[Start]

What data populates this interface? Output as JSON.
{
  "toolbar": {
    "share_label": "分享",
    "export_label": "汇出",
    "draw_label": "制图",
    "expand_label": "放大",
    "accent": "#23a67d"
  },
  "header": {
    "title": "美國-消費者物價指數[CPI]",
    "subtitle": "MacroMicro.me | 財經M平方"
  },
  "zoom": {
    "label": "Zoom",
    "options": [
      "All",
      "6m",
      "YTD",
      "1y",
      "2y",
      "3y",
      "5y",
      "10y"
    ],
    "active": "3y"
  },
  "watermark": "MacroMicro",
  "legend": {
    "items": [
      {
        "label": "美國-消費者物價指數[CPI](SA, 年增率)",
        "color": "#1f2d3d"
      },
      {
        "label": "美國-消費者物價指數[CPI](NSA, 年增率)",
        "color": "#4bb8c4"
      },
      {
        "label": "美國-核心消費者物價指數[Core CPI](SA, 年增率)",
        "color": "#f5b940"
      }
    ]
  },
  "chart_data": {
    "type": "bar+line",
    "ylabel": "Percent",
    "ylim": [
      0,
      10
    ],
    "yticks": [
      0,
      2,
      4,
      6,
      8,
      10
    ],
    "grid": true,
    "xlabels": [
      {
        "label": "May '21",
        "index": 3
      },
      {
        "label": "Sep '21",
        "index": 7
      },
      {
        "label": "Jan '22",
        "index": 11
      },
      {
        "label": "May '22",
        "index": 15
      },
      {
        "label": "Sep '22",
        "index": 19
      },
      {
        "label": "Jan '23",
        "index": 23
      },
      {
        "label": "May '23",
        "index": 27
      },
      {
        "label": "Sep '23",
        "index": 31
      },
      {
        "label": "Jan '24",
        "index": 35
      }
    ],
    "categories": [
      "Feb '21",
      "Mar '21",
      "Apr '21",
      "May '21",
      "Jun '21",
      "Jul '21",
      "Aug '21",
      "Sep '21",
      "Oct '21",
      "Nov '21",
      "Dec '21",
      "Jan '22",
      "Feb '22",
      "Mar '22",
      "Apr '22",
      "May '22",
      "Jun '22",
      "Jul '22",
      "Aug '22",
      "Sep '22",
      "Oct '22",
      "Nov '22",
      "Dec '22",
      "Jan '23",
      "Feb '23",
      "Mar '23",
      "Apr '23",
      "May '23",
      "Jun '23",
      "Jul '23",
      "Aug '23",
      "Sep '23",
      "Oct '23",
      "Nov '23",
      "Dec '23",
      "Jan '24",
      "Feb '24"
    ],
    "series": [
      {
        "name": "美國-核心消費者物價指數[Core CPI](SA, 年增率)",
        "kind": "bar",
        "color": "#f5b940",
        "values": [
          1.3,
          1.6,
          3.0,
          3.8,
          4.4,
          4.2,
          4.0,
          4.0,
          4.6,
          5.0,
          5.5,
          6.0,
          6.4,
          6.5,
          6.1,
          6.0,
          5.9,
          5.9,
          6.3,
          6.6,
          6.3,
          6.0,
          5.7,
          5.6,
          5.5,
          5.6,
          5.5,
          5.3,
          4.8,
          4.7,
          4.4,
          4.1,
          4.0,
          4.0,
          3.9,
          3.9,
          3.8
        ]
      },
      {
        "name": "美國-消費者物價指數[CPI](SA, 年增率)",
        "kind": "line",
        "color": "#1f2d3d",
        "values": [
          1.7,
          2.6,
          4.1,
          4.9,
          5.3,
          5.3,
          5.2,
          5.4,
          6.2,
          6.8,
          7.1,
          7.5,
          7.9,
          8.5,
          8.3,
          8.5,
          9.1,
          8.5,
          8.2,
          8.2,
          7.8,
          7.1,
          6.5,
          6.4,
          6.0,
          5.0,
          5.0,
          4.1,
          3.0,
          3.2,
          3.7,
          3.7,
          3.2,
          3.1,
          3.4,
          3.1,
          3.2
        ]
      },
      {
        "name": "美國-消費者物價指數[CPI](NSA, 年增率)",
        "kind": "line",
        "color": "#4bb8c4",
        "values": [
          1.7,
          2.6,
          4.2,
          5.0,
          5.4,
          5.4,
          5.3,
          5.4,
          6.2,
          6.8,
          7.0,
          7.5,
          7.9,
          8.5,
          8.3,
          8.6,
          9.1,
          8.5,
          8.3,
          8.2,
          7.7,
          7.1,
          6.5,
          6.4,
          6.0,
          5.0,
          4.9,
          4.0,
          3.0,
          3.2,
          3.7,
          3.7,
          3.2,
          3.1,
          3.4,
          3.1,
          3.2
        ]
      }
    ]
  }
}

[End]

SET EXERCISE: Nothing should be left out: return all of the records exactly.

FULL ANSWER:
What data populates this interface? Output as JSON.
{
  "toolbar": {
    "share_label": "分享",
    "export_label": "汇出",
    "draw_label": "制图",
    "expand_label": "放大",
    "accent": "#23a67d"
  },
  "header": {
    "title": "美國-消費者物價指數[CPI]",
    "subtitle": "MacroMicro.me | 財經M平方"
  },
  "zoom": {
    "label": "Zoom",
    "options": [
      "All",
      "6m",
      "YTD",
      "1y",
      "2y",
      "3y",
      "5y",
      "10y"
    ],
    "active": "3y"
  },
  "watermark": "MacroMicro",
  "legend": {
    "items": [
      {
        "label": "美國-消費者物價指數[CPI](SA, 年增率)",
        "color": "#1f2d3d"
      },
      {
        "label": "美國-消費者物價指數[CPI](NSA, 年增率)",
        "color": "#4bb8c4"
      },
      {
        "label": "美國-核心消費者物價指數[Core CPI](SA, 年增率)",
        "color": "#f5b940"
      }
    ]
  },
  "chart_data": {
    "type": "bar+line",
    "ylabel": "Percent",
    "ylim": [
      0,
      10
    ],
    "yticks": [
      0,
      2,
      4,
      6,
      8,
      10
    ],
    "grid": true,
    "xlabels": [
      {
        "label": "May '21",
        "index": 3
      },
      {
        "label": "Sep '21",
        "index": 7
      },
      {
        "label": "Jan '22",
        "index": 11
      },
      {
        "label": "May '22",
        "index": 15
      },
      {
        "label": "Sep '22",
        "index": 19
      },
      {
        "label": "Jan '23",
        "index": 23
      },
      {
        "label": "May '23",
        "index": 27
      },
      {
        "label": "Sep '23",
        "index": 31
      },
      {
        "label": "Jan '24",
        "index": 35
      }
    ],
    "categories": [
      "Feb '21",
      "Mar '21",
      "Apr '21",
      "May '21",
      "Jun '21",
      "Jul '21",
      "Aug '21",
      "Sep '21",
      "Oct '21",
      "Nov '21",
      "Dec '21",
      "Jan '22",
      "Feb '22",
      "Mar '22",
      "Apr '22",
      "May '22",
      "Jun '22",
      "Jul '22",
      "Aug '22",
      "Sep '22",
      "Oct '22",
      "Nov '22",
      "Dec '22",
      "Jan '23",
      "Feb '23",
      "Mar '23",
      "Apr '23",
      "May '23",
      "Jun '23",
      "Jul '23",
      "Aug '23",
      "Sep '23",
      "Oct '23",
      "Nov '23",
      "Dec '23",
      "Jan '24",
      "Feb '24"
    ],
    "series": [
      {
        "name": "美國-核心消費者物價指數[Core CPI](SA, 年增率)",
        "kind": "bar",
        "color": "#f5b940",
        "values": [
          1.3,
          1.6,
          3.0,
          3.8,
          4.4,
          4.2,
          4.0,
          4.0,
          4.6,
          5.0,
          5.5,
          6.0,
          6.4,
          6.5,
          6.1,
          6.0,
          5.9,
          5.9,
          6.3,
          6.6,
          6.3,
          6.0,
          5.7,
          5.6,
          5.5,
          5.6,
          5.5,
          5.3,
          4.8,
          4.7,
          4.4,
          4.1,
          4.0,
          4.0,
          3.9,
          3.9,
          3.8
        ]
      },
      {
        "name": "美國-消費者物價指數[CPI](SA, 年增率)",
        "kind": "line",
        "color": "#1f2d3d",
        "values": [
          1.7,
          2.6,
          4.1,
          4.9,
          5.3,
          5.3,
          5.2,
          5.4,
          6.2,
          6.8,
          7.1,
          7.5,
          7.9,
          8.5,
          8.3,
          8.5,
          9.1,
          8.5,
          8.2,
          8.2,
          7.8,
          7.1,
          6.5,
          6.4,
          6.0,
          5.0,
          5.0,
          4.1,
          3.0,
          3.2,
          3.7,
          3.7,
          3.2,
          3.1,
          3.4,
          3.1,
          3.2
        ]
      },
      {
        "name": "美國-消費者物價指數[CPI](NSA, 年增率)",
        "kind": "line",
        "color": "#4bb8c4",
        "values": [
          1.7,
          2.6,
          4.2,
          5.0,
          5.4,
          5.4,
          5.3,
          5.4,
          6.2,
          6.8,
          7.0,
          7.5,
          7.9,
          8.5,
          8.3,
          8.6,
          9.1,
          8.5,
          8.3,
          8.2,
          7.7,
          7.1,
          6.5,
          6.4,
          6.0,
          5.0,
          4.9,
          4.0,
          3.0,
          3.2,
          3.7,
          3.7,
          3.2,
          3.1,
          3.4,
          3.1,
          3.2
        ]
      }
    ]
  }
}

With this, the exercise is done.